• **WORK TO COMPLETE**: Locate each line in the data below that contains the word "control", matching case exactly, and copy those lines.

=== DATA LISTING ===

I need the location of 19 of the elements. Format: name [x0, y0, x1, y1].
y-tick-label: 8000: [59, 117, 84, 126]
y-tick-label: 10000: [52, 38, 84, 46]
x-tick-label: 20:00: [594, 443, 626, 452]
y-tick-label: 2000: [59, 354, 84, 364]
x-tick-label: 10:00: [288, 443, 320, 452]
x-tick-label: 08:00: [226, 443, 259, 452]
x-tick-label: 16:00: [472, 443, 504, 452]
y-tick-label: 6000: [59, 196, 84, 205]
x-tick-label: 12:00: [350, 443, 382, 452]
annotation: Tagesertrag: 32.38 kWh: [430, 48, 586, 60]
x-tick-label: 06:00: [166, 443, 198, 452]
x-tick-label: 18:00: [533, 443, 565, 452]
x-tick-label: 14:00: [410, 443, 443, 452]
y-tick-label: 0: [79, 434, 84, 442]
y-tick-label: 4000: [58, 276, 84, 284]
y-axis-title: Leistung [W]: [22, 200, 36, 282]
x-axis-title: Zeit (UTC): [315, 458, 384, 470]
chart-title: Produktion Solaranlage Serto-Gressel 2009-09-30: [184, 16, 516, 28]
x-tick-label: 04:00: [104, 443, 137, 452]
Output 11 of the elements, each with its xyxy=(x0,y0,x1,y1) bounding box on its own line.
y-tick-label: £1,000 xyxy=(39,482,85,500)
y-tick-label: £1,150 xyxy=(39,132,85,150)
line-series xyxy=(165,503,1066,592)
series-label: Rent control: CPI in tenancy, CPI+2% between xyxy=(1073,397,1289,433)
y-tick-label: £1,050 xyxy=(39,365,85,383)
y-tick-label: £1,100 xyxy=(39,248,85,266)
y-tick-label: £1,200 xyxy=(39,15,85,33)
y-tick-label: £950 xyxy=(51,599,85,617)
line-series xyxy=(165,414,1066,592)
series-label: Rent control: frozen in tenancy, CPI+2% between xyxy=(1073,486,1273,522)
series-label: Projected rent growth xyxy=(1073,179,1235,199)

===

• **EXERCISE SOLUTION**:
series-label: Rent control: CPI in tenancy, CPI+2% between xyxy=(1073,397,1289,433)
series-label: Rent control: frozen in tenancy, CPI+2% between xyxy=(1073,486,1273,522)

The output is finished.